Directions for this task - Each line of the material must be returned exactly.

[Source records]

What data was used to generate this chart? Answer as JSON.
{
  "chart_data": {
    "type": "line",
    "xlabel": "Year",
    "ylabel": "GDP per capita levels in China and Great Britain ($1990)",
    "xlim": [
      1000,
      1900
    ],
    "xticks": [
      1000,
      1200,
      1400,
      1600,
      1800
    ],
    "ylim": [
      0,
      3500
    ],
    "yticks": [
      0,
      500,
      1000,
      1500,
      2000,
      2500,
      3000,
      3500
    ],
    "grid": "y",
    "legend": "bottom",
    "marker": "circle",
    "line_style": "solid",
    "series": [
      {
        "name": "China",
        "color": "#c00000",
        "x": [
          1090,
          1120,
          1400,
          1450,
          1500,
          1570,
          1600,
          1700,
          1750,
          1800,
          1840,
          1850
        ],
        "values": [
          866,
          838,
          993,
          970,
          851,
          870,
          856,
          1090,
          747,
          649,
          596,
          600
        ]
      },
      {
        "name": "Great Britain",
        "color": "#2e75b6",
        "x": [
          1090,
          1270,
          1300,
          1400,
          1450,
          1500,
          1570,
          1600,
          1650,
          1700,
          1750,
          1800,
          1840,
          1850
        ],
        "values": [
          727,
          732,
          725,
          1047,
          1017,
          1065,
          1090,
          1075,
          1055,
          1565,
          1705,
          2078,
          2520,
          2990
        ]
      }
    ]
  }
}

Result -
What data was used to generate this chart? Answer as JSON.
{
  "chart_data": {
    "type": "line",
    "xlabel": "Year",
    "ylabel": "GDP per capita levels in China and Great Britain ($1990)",
    "xlim": [
      1000,
      1900
    ],
    "xticks": [
      1000,
      1200,
      1400,
      1600,
      1800
    ],
    "ylim": [
      0,
      3500
    ],
    "yticks": [
      0,
      500,
      1000,
      1500,
      2000,
      2500,
      3000,
      3500
    ],
    "grid": "y",
    "legend": "bottom",
    "marker": "circle",
    "line_style": "solid",
    "series": [
      {
        "name": "China",
        "color": "#c00000",
        "x": [
          1090,
          1120,
          1400,
          1450,
          1500,
          1570,
          1600,
          1700,
          1750,
          1800,
          1840,
          1850
        ],
        "values": [
          866,
          838,
          993,
          970,
          851,
          870,
          856,
          1090,
          747,
          649,
          596,
          600
        ]
      },
      {
        "name": "Great Britain",
        "color": "#2e75b6",
        "x": [
          1090,
          1270,
          1300,
          1400,
          1450,
          1500,
          1570,
          1600,
          1650,
          1700,
          1750,
          1800,
          1840,
          1850
        ],
        "values": [
          727,
          732,
          725,
          1047,
          1017,
          1065,
          1090,
          1075,
          1055,
          1565,
          1705,
          2078,
          2520,
          2990
        ]
      }
    ]
  }
}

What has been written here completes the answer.